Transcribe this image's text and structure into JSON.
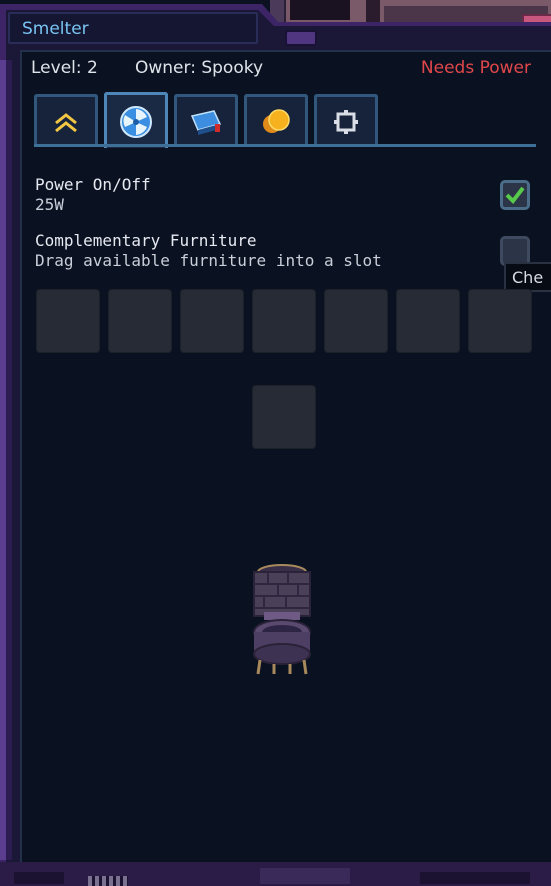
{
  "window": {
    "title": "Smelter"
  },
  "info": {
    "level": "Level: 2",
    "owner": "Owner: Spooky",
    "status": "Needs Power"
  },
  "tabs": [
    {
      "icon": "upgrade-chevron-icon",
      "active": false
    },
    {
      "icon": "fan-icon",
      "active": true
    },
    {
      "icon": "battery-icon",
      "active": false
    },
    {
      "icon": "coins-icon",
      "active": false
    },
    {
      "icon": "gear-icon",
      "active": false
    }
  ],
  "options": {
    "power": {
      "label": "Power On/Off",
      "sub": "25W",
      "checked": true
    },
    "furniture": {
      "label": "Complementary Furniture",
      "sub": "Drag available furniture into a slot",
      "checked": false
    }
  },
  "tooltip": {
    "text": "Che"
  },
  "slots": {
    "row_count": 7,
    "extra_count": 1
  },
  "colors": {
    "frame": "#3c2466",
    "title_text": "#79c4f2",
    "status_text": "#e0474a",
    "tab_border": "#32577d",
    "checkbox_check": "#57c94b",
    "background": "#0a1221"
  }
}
........
▶ Instructions for the task
Each line that holds the word "icon" should be extracted from the records.

▶ Written reply
      "icon": "upgrade-chevron-icon",
      "icon": "fan-icon",
      "icon": "battery-icon",
      "icon": "coins-icon",
      "icon": "gear-icon",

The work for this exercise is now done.